Entries from a dataset:
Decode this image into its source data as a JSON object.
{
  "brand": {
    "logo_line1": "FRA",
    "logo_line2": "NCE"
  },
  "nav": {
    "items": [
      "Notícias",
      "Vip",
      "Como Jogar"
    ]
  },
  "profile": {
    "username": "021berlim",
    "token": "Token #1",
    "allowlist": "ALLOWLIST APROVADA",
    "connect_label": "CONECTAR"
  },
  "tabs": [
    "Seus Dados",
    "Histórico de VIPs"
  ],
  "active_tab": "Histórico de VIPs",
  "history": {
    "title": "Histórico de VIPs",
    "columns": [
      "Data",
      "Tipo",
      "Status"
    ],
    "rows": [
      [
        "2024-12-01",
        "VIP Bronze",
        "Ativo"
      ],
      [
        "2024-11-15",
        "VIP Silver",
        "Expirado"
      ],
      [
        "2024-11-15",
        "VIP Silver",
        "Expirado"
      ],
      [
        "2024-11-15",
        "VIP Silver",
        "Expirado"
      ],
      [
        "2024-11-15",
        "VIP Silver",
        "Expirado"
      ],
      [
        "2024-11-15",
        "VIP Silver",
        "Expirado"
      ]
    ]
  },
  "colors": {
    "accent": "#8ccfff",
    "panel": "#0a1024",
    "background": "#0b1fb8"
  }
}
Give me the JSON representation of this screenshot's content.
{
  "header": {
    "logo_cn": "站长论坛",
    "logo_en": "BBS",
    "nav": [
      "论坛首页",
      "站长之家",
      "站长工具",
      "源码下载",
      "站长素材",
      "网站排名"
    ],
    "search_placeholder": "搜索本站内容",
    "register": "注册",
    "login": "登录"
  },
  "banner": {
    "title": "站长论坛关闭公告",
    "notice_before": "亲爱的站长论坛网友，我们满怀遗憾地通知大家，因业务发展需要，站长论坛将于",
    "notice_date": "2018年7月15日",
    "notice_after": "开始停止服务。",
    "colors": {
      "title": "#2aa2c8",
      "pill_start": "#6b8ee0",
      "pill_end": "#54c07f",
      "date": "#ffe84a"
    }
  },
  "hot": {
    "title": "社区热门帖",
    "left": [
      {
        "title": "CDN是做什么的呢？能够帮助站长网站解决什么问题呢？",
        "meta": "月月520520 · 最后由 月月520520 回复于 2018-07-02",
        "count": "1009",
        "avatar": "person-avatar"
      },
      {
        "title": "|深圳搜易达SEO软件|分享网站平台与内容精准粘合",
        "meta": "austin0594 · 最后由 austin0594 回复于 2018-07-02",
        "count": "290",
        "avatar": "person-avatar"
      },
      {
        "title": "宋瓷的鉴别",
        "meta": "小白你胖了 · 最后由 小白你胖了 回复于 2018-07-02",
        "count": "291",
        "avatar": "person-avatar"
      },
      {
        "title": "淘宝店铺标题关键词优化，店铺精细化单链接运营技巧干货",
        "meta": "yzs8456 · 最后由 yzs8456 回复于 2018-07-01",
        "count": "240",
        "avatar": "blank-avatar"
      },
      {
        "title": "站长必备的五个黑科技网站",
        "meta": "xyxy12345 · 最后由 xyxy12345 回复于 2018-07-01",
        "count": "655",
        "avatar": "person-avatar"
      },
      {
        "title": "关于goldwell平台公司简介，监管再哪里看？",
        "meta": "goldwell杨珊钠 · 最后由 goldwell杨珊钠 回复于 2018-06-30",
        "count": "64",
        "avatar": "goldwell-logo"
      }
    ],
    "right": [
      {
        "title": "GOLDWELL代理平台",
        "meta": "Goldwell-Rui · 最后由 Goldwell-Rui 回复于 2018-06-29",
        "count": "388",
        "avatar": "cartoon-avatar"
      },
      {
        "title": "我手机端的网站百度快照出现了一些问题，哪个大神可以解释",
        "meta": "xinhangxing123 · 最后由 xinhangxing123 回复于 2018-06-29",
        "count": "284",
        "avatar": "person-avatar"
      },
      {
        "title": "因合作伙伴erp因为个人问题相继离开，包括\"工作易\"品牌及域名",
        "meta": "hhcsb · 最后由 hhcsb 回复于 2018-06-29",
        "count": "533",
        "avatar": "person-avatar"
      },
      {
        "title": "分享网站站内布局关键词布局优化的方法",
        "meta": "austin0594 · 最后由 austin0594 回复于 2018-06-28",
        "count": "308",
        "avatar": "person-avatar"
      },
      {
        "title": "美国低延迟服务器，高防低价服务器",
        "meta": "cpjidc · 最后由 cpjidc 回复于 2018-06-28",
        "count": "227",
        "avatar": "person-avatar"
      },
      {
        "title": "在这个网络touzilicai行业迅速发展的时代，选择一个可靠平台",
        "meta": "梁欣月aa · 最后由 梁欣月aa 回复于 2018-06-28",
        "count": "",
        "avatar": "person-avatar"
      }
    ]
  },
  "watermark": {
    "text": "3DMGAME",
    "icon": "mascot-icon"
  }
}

◆ Stated problem
Determine how many lines of the records above contain the word "JSON", and report only that number.

◆ Full answer
2